PROMPT
Examine the material below. Gather every line in which the string "unit" appears.

RECORDS
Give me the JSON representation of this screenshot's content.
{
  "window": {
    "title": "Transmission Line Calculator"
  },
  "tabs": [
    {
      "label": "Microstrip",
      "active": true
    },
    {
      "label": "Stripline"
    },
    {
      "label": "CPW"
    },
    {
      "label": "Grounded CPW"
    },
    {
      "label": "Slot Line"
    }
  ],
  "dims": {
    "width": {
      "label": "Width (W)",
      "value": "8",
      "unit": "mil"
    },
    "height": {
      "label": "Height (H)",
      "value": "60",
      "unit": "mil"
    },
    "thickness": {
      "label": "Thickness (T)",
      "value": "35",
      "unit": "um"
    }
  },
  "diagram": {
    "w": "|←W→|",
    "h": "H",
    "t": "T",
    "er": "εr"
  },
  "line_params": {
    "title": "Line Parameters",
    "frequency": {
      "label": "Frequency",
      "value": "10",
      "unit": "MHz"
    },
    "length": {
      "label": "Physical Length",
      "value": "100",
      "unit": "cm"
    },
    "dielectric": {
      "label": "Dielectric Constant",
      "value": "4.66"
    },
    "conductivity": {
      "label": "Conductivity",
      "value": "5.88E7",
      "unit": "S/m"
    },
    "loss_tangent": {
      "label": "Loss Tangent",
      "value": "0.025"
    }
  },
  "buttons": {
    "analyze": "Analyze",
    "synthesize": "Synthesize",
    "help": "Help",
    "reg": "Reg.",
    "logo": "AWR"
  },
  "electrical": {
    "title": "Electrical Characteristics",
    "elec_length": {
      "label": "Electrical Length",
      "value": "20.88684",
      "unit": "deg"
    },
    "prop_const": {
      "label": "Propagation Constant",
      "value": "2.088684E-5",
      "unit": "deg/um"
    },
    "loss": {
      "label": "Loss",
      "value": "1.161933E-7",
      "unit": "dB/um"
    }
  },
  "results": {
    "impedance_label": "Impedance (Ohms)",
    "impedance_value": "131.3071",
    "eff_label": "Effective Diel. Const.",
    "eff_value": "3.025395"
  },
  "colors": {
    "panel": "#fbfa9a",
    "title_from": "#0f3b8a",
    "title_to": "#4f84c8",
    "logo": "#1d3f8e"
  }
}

OUTPUT FOR THIS TASK
      "unit": "mil"
      "unit": "mil"
      "unit": "um"
      "unit": "MHz"
      "unit": "cm"
      "unit": "S/m"
      "unit": "deg"
      "unit": "deg/um"
      "unit": "dB/um"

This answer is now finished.